In the copy, include every entry exactly but none of the pictures.

___ ENTRIES SHOWN

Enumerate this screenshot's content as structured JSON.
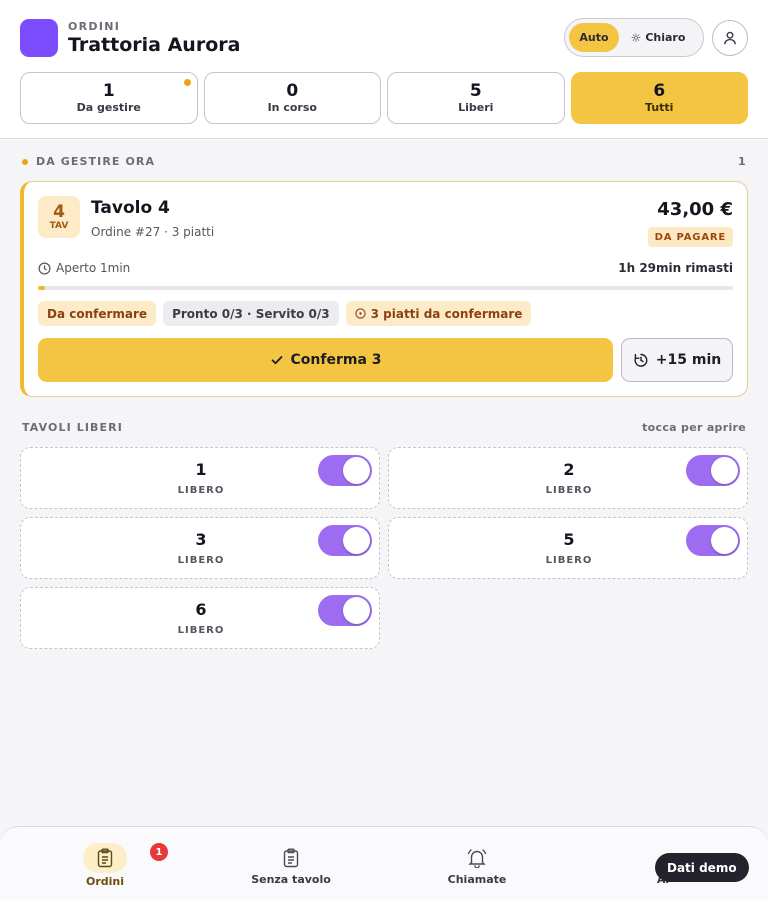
{
  "header": {
    "eyebrow": "ORDINI",
    "title": "Trattoria Aurora",
    "brand_color": "#7c4dff",
    "theme": {
      "auto_label": "Auto",
      "light_label": "Chiaro",
      "selected": "Auto"
    },
    "account_icon": "user-icon"
  },
  "filters": [
    {
      "count": "1",
      "label": "Da gestire",
      "has_dot": true
    },
    {
      "count": "0",
      "label": "In corso"
    },
    {
      "count": "5",
      "label": "Liberi"
    },
    {
      "count": "6",
      "label": "Tutti",
      "active": true
    }
  ],
  "pending_section": {
    "title": "DA GESTIRE ORA",
    "count": "1"
  },
  "order": {
    "table_number": "4",
    "table_abbr": "TAV",
    "title": "Tavolo 4",
    "subtitle": "Ordine #27 · 3 piatti",
    "price": "43,00 €",
    "payment_status": "DA PAGARE",
    "opened": "Aperto 1min",
    "remaining": "1h 29min rimasti",
    "elapsed_fraction": 0.01,
    "chips": [
      {
        "label": "Da confermare",
        "style": "warn"
      },
      {
        "label": "Pronto 0/3 · Servito 0/3",
        "style": "neutral"
      },
      {
        "label": "3 piatti da confermare",
        "style": "warn",
        "icon": "alert-circle-icon"
      }
    ],
    "confirm_label": "Conferma 3",
    "extend_label": "+15 min"
  },
  "free_section": {
    "title": "TAVOLI LIBERI",
    "hint": "tocca per aprire"
  },
  "free_tables": [
    {
      "number": "1",
      "status": "LIBERO",
      "enabled": true
    },
    {
      "number": "2",
      "status": "LIBERO",
      "enabled": true
    },
    {
      "number": "3",
      "status": "LIBERO",
      "enabled": true
    },
    {
      "number": "5",
      "status": "LIBERO",
      "enabled": true
    },
    {
      "number": "6",
      "status": "LIBERO",
      "enabled": true
    }
  ],
  "bottom_nav": {
    "items": [
      {
        "label": "Ordini",
        "icon": "clipboard-icon",
        "active": true,
        "badge": "1"
      },
      {
        "label": "Senza tavolo",
        "icon": "clipboard-icon"
      },
      {
        "label": "Chiamate",
        "icon": "bell-icon"
      },
      {
        "label": "Al",
        "icon": "partially-hidden-icon"
      }
    ]
  },
  "demo_label": "Dati demo",
  "colors": {
    "accent": "#f4c542",
    "toggle": "#9d6cf0",
    "warning": "#e8a317",
    "badge": "#e5383b"
  }
}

______

SOLVED EXERCISE:
Enumerate this screenshot's content as structured JSON.
{
  "header": {
    "eyebrow": "ORDINI",
    "title": "Trattoria Aurora",
    "brand_color": "#7c4dff",
    "theme": {
      "auto_label": "Auto",
      "light_label": "Chiaro",
      "selected": "Auto"
    },
    "account_icon": "user-icon"
  },
  "filters": [
    {
      "count": "1",
      "label": "Da gestire",
      "has_dot": true
    },
    {
      "count": "0",
      "label": "In corso"
    },
    {
      "count": "5",
      "label": "Liberi"
    },
    {
      "count": "6",
      "label": "Tutti",
      "active": true
    }
  ],
  "pending_section": {
    "title": "DA GESTIRE ORA",
    "count": "1"
  },
  "order": {
    "table_number": "4",
    "table_abbr": "TAV",
    "title": "Tavolo 4",
    "subtitle": "Ordine #27 · 3 piatti",
    "price": "43,00 €",
    "payment_status": "DA PAGARE",
    "opened": "Aperto 1min",
    "remaining": "1h 29min rimasti",
    "elapsed_fraction": 0.01,
    "chips": [
      {
        "label": "Da confermare",
        "style": "warn"
      },
      {
        "label": "Pronto 0/3 · Servito 0/3",
        "style": "neutral"
      },
      {
        "label": "3 piatti da confermare",
        "style": "warn",
        "icon": "alert-circle-icon"
      }
    ],
    "confirm_label": "Conferma 3",
    "extend_label": "+15 min"
  },
  "free_section": {
    "title": "TAVOLI LIBERI",
    "hint": "tocca per aprire"
  },
  "free_tables": [
    {
      "number": "1",
      "status": "LIBERO",
      "enabled": true
    },
    {
      "number": "2",
      "status": "LIBERO",
      "enabled": true
    },
    {
      "number": "3",
      "status": "LIBERO",
      "enabled": true
    },
    {
      "number": "5",
      "status": "LIBERO",
      "enabled": true
    },
    {
      "number": "6",
      "status": "LIBERO",
      "enabled": true
    }
  ],
  "bottom_nav": {
    "items": [
      {
        "label": "Ordini",
        "icon": "clipboard-icon",
        "active": true,
        "badge": "1"
      },
      {
        "label": "Senza tavolo",
        "icon": "clipboard-icon"
      },
      {
        "label": "Chiamate",
        "icon": "bell-icon"
      },
      {
        "label": "Al",
        "icon": "partially-hidden-icon"
      }
    ]
  },
  "demo_label": "Dati demo",
  "colors": {
    "accent": "#f4c542",
    "toggle": "#9d6cf0",
    "warning": "#e8a317",
    "badge": "#e5383b"
  }
}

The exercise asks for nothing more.